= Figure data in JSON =
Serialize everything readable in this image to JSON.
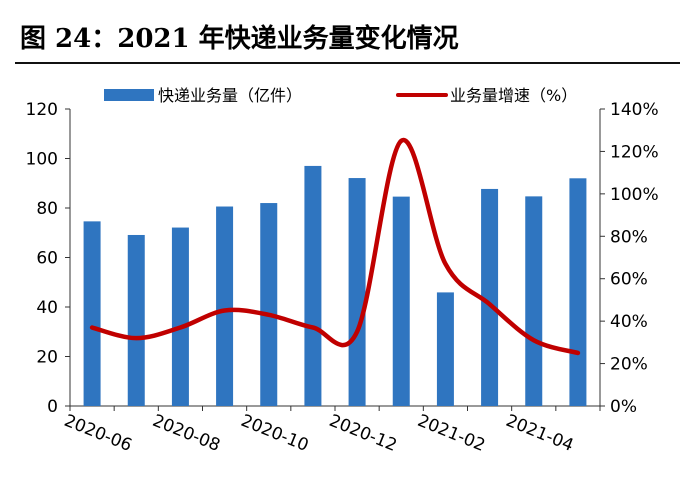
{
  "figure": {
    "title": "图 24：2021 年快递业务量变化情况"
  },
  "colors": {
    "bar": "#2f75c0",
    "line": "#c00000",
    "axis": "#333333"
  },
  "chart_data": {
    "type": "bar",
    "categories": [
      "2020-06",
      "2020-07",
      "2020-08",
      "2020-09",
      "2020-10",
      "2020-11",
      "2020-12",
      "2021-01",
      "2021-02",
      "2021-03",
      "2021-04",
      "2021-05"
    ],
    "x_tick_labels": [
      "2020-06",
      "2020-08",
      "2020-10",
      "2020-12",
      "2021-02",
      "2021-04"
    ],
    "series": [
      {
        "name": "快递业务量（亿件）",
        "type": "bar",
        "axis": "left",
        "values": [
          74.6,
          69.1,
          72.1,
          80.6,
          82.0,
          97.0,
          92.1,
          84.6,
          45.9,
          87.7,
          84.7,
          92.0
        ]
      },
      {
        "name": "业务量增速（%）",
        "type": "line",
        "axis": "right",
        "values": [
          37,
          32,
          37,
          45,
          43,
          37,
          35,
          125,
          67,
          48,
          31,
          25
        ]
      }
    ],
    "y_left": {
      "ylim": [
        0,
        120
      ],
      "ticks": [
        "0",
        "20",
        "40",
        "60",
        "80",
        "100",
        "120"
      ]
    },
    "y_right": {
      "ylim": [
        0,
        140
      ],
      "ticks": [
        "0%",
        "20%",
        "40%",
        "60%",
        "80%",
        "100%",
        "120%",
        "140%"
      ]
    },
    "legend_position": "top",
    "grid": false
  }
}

= Work instructions =
Your copy should repeat each entry above exactly but contain no pictures.

= Answer for this exercise =
Serialize everything readable in this image to JSON.
{
  "figure": {
    "title": "图 24：2021 年快递业务量变化情况"
  },
  "colors": {
    "bar": "#2f75c0",
    "line": "#c00000",
    "axis": "#333333"
  },
  "chart_data": {
    "type": "bar",
    "categories": [
      "2020-06",
      "2020-07",
      "2020-08",
      "2020-09",
      "2020-10",
      "2020-11",
      "2020-12",
      "2021-01",
      "2021-02",
      "2021-03",
      "2021-04",
      "2021-05"
    ],
    "x_tick_labels": [
      "2020-06",
      "2020-08",
      "2020-10",
      "2020-12",
      "2021-02",
      "2021-04"
    ],
    "series": [
      {
        "name": "快递业务量（亿件）",
        "type": "bar",
        "axis": "left",
        "values": [
          74.6,
          69.1,
          72.1,
          80.6,
          82.0,
          97.0,
          92.1,
          84.6,
          45.9,
          87.7,
          84.7,
          92.0
        ]
      },
      {
        "name": "业务量增速（%）",
        "type": "line",
        "axis": "right",
        "values": [
          37,
          32,
          37,
          45,
          43,
          37,
          35,
          125,
          67,
          48,
          31,
          25
        ]
      }
    ],
    "y_left": {
      "ylim": [
        0,
        120
      ],
      "ticks": [
        "0",
        "20",
        "40",
        "60",
        "80",
        "100",
        "120"
      ]
    },
    "y_right": {
      "ylim": [
        0,
        140
      ],
      "ticks": [
        "0%",
        "20%",
        "40%",
        "60%",
        "80%",
        "100%",
        "120%",
        "140%"
      ]
    },
    "legend_position": "top",
    "grid": false
  }
}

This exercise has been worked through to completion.